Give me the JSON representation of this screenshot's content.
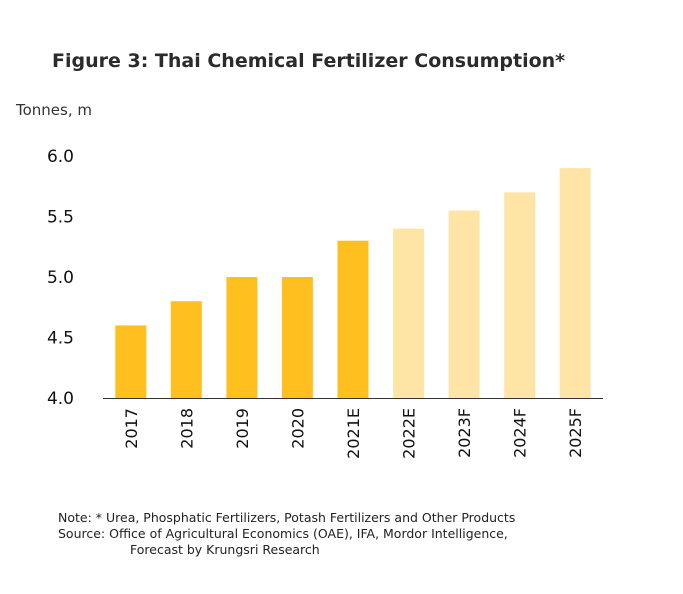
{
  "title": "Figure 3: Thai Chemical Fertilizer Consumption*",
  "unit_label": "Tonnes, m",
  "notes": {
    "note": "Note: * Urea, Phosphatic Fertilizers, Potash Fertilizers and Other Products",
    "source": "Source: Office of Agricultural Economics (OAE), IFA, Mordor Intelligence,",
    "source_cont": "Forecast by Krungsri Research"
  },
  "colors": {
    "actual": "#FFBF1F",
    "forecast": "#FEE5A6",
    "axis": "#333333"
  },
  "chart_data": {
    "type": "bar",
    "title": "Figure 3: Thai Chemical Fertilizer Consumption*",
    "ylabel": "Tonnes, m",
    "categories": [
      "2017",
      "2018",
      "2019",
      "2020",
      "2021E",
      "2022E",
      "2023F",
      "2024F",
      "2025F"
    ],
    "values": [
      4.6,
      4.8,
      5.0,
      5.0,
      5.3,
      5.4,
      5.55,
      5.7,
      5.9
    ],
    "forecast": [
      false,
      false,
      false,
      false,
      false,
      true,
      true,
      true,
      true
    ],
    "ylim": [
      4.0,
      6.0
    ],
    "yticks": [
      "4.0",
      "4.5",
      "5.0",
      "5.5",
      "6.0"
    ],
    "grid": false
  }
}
====
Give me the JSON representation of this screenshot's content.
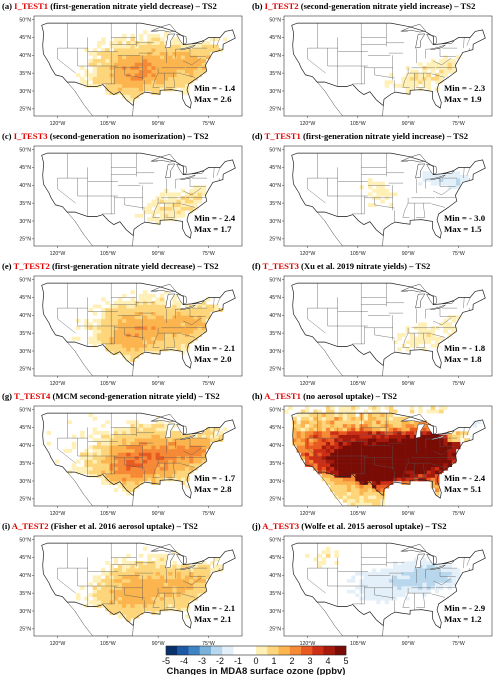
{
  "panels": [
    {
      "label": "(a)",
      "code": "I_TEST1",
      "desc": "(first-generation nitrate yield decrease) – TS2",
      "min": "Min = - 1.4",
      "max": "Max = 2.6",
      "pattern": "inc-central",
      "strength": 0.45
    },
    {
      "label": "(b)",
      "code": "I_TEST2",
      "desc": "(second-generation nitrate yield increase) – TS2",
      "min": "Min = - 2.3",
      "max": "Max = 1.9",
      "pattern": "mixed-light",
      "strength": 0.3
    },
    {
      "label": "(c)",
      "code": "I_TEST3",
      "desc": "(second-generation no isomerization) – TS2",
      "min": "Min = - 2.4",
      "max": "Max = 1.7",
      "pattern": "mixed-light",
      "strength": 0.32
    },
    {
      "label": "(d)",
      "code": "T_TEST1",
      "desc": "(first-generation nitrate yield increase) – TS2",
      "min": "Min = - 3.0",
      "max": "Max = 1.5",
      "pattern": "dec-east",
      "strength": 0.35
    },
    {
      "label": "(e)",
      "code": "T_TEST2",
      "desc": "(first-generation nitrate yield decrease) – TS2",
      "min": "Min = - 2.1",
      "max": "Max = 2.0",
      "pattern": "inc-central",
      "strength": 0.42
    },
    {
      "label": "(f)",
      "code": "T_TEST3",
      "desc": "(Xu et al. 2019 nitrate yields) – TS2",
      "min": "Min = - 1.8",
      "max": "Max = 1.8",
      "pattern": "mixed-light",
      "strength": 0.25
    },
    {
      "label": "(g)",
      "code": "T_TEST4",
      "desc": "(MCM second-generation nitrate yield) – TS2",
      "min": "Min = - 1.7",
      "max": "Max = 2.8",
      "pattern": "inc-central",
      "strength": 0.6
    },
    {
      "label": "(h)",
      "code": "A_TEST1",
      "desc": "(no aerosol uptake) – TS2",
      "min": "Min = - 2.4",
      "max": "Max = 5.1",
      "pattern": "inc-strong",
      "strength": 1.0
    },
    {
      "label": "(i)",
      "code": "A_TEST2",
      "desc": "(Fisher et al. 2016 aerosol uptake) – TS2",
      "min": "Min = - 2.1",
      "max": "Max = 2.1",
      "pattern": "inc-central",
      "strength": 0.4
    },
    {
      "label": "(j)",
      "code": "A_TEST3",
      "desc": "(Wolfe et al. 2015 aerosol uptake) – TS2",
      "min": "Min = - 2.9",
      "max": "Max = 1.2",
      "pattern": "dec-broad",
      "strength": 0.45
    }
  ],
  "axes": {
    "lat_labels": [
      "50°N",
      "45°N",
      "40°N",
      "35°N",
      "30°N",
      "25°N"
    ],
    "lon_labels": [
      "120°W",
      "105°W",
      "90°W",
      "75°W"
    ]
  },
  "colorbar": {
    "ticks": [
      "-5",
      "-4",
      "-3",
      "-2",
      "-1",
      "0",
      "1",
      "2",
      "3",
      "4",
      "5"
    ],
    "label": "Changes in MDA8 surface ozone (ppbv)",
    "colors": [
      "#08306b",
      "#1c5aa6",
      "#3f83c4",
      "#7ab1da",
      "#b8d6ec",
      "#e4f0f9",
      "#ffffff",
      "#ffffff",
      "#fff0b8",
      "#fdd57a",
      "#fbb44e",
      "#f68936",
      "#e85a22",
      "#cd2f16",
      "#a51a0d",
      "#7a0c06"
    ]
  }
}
====
» WHAT YOU NEED TO DO
In the material above, find each line that contains the word "aerosol", and select it.

» TASK ANSWER
      "desc": "(no aerosol uptake) – TS2",
      "desc": "(Fisher et al. 2016 aerosol uptake) – TS2",
      "desc": "(Wolfe et al. 2015 aerosol uptake) – TS2",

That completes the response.